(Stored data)
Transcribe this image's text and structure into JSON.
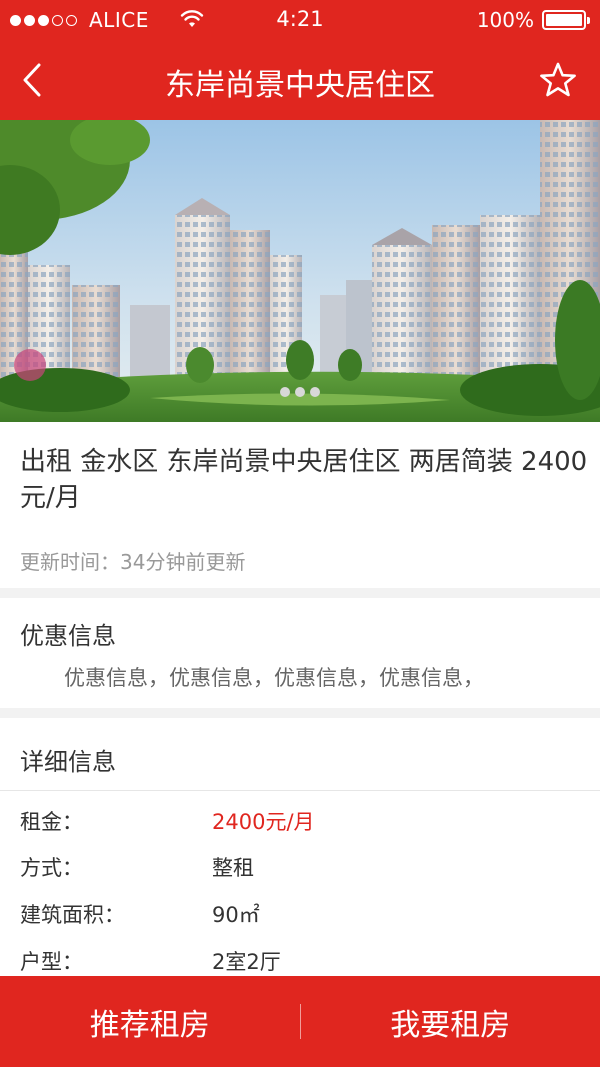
{
  "status_bar": {
    "carrier": "ALICE",
    "time": "4:21",
    "battery": "100%"
  },
  "nav": {
    "title": "东岸尚景中央居住区",
    "back_icon": "chevron-left-icon",
    "favorite_icon": "star-outline-icon"
  },
  "listing": {
    "title": "出租 金水区 东岸尚景中央居住区 两居简装 2400元/月",
    "update_time": "更新时间：34分钟前更新"
  },
  "discount": {
    "heading": "优惠信息",
    "text": "优惠信息，优惠信息，优惠信息，优惠信息，"
  },
  "details": {
    "heading": "详细信息",
    "rows": [
      {
        "label": "租金：",
        "value": "2400元/月"
      },
      {
        "label": "方式：",
        "value": "整租"
      },
      {
        "label": "建筑面积：",
        "value": "90㎡"
      },
      {
        "label": "户型：",
        "value": "2室2厅"
      }
    ]
  },
  "actions": {
    "recommend": "推荐租房",
    "rent": "我要租房"
  },
  "colors": {
    "brand_red": "#e0261f"
  }
}
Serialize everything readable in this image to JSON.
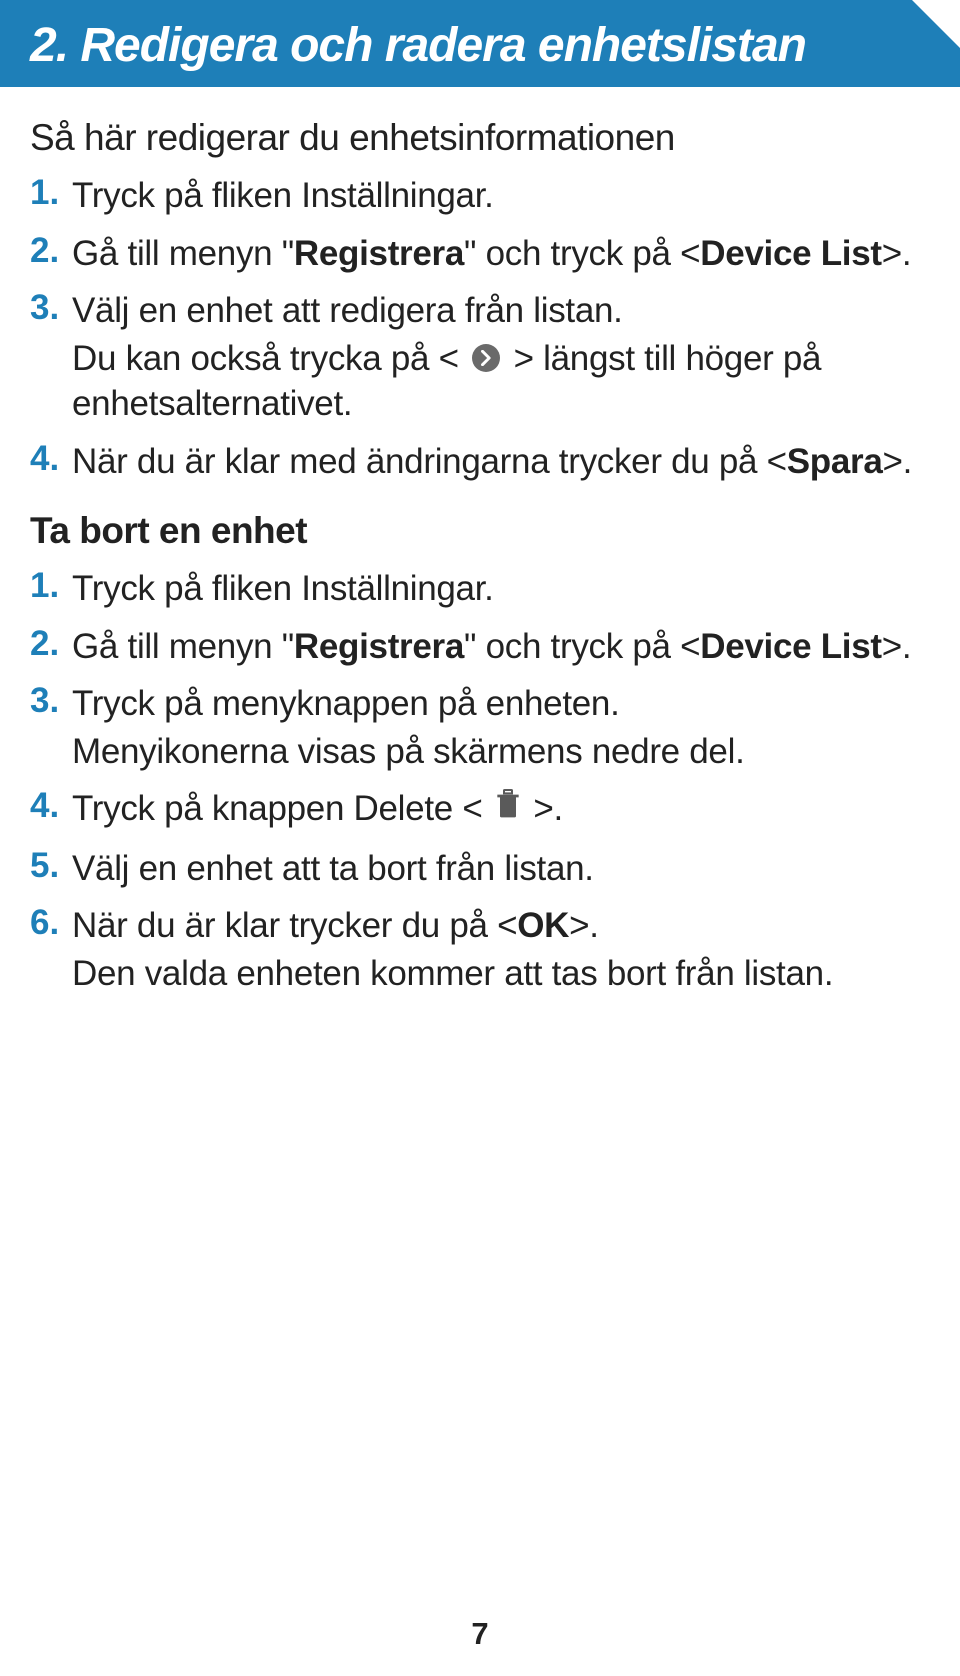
{
  "header": {
    "title": "2. Redigera och radera enhetslistan"
  },
  "section1": {
    "subtitle": "Så här redigerar du enhetsinformationen",
    "steps": [
      {
        "num": "1.",
        "text": "Tryck på fliken Inställningar."
      },
      {
        "num": "2.",
        "text_pre": "Gå till menyn \"",
        "bold1": "Registrera",
        "text_mid": "\" och tryck på <",
        "bold2": "Device List",
        "text_end": ">."
      },
      {
        "num": "3.",
        "text": "Välj en enhet att redigera från listan.",
        "sub_pre": "Du kan också trycka på < ",
        "sub_post": " > längst till höger på enhetsalternativet."
      },
      {
        "num": "4.",
        "text_pre": "När du är klar med ändringarna trycker du på <",
        "bold1": "Spara",
        "text_end": ">."
      }
    ]
  },
  "section2": {
    "title": "Ta bort en enhet",
    "steps": [
      {
        "num": "1.",
        "text": "Tryck på fliken Inställningar."
      },
      {
        "num": "2.",
        "text_pre": "Gå till menyn \"",
        "bold1": "Registrera",
        "text_mid": "\" och tryck på <",
        "bold2": "Device List",
        "text_end": ">."
      },
      {
        "num": "3.",
        "text": "Tryck på menyknappen på enheten.",
        "sub": "Menyikonerna visas på skärmens nedre del."
      },
      {
        "num": "4.",
        "text_pre": "Tryck på knappen Delete < ",
        "text_end": " >."
      },
      {
        "num": "5.",
        "text": "Välj en enhet att ta bort från listan."
      },
      {
        "num": "6.",
        "text_pre": "När du är klar trycker du på <",
        "bold1": "OK",
        "text_end": ">.",
        "sub": "Den valda enheten kommer att tas bort från listan."
      }
    ]
  },
  "page_number": "7"
}
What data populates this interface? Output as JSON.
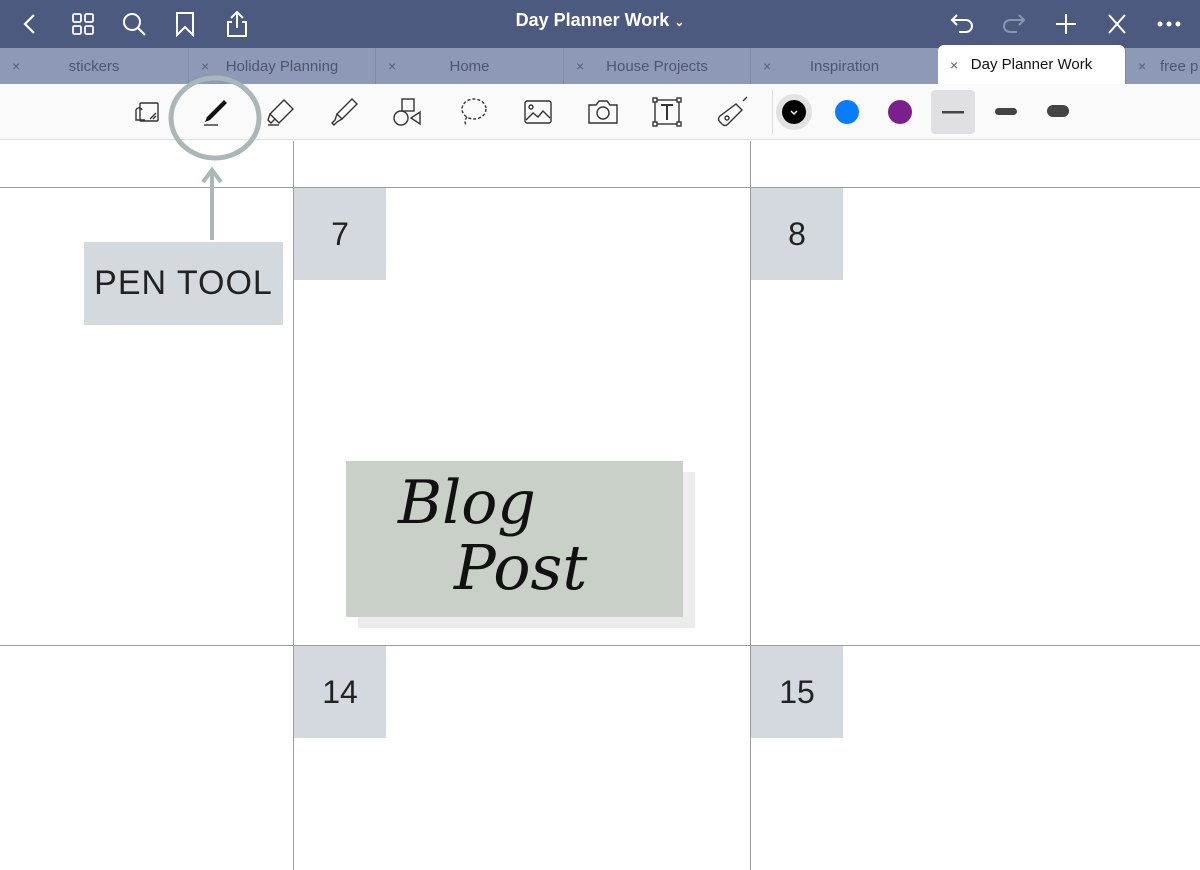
{
  "header": {
    "title": "Day Planner Work",
    "icons": [
      "back-icon",
      "grid-icon",
      "search-icon",
      "bookmark-icon",
      "share-icon",
      "undo-icon",
      "redo-icon",
      "add-icon",
      "close-edit-icon",
      "more-icon"
    ]
  },
  "tabs": [
    {
      "label": "stickers",
      "active": false
    },
    {
      "label": "Holiday Planning",
      "active": false
    },
    {
      "label": "Home",
      "active": false
    },
    {
      "label": "House Projects",
      "active": false
    },
    {
      "label": "Inspiration",
      "active": false
    },
    {
      "label": "Day Planner Work",
      "active": true
    },
    {
      "label": "free p",
      "active": false
    }
  ],
  "tab_close": "×",
  "toolbar": {
    "tools": [
      "read-mode",
      "pen",
      "eraser",
      "highlighter",
      "shapes",
      "lasso",
      "image",
      "camera",
      "text",
      "laser-pointer"
    ],
    "selected": "pen",
    "colors": [
      "#000000",
      "#0a7cff",
      "#7b1f8f"
    ],
    "selected_color": "#000000",
    "stroke_widths": [
      "thin",
      "medium",
      "thick"
    ],
    "selected_width": "thin"
  },
  "calendar": {
    "days": [
      "7",
      "8",
      "14",
      "15"
    ]
  },
  "annotation": {
    "label": "PEN TOOL",
    "circle_color": "#a9b7b8"
  },
  "sticky": {
    "text_line1": "Blog",
    "text_line2": "Post",
    "color": "#c9d0c8"
  }
}
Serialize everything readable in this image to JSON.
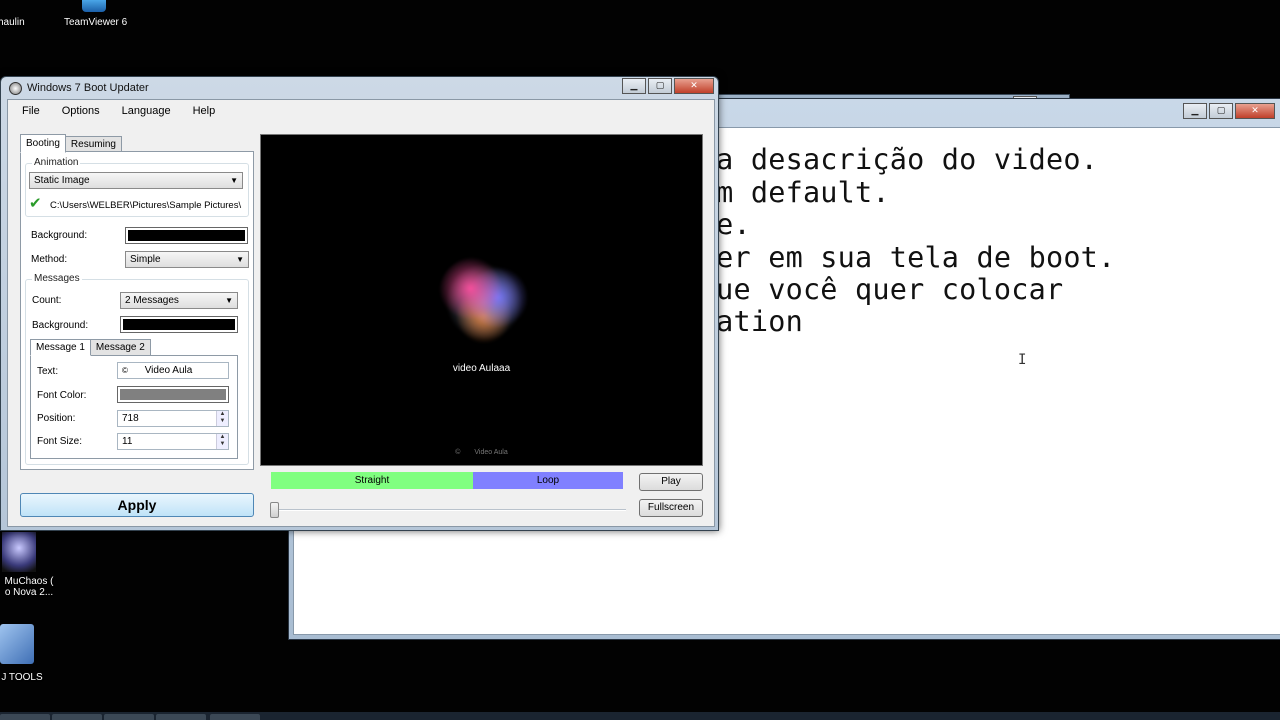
{
  "desktop": {
    "icons": [
      {
        "label": "haulin"
      },
      {
        "label": "TeamViewer 6"
      },
      {
        "label_line1": "MuChaos (",
        "label_line2": "o Nova 2..."
      },
      {
        "label": "J TOOLS"
      }
    ]
  },
  "notepad": {
    "lines": [
      "está na desacrição do video.",
      "ique em default.",
      "m image.",
      "ocê quer em sua tela de boot.",
      "lha oque você quer colocar",
      "corparation"
    ]
  },
  "app": {
    "title": "Windows 7 Boot Updater",
    "menu": [
      "File",
      "Options",
      "Language",
      "Help"
    ],
    "tabs": [
      "Booting",
      "Resuming"
    ],
    "animation": {
      "group_title": "Animation",
      "type_value": "Static Image",
      "path": "C:\\Users\\WELBER\\Pictures\\Sample Pictures\\"
    },
    "background_label": "Background:",
    "background_color": "#000000",
    "method_label": "Method:",
    "method_value": "Simple",
    "messages": {
      "group_title": "Messages",
      "count_label": "Count:",
      "count_value": "2 Messages",
      "background_label": "Background:",
      "background_color": "#000000",
      "tabs": [
        "Message 1",
        "Message 2"
      ],
      "text_label": "Text:",
      "text_value": "Video Aula",
      "text_symbol": "©",
      "font_color_label": "Font Color:",
      "font_color": "#808080",
      "position_label": "Position:",
      "position_value": "718",
      "font_size_label": "Font Size:",
      "font_size_value": "11"
    },
    "apply_label": "Apply",
    "preview": {
      "caption": "video Aulaaa",
      "footer_symbol": "©",
      "footer_text": "Video Aula"
    },
    "straight_label": "Straight",
    "loop_label": "Loop",
    "straight_color": "#80ff80",
    "loop_color": "#8080ff",
    "play_label": "Play",
    "fullscreen_label": "Fullscreen"
  }
}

* _What you need to do_: The answer must consist solely of the number of lines in the entries that contain the word "this".

* _Solution_: 4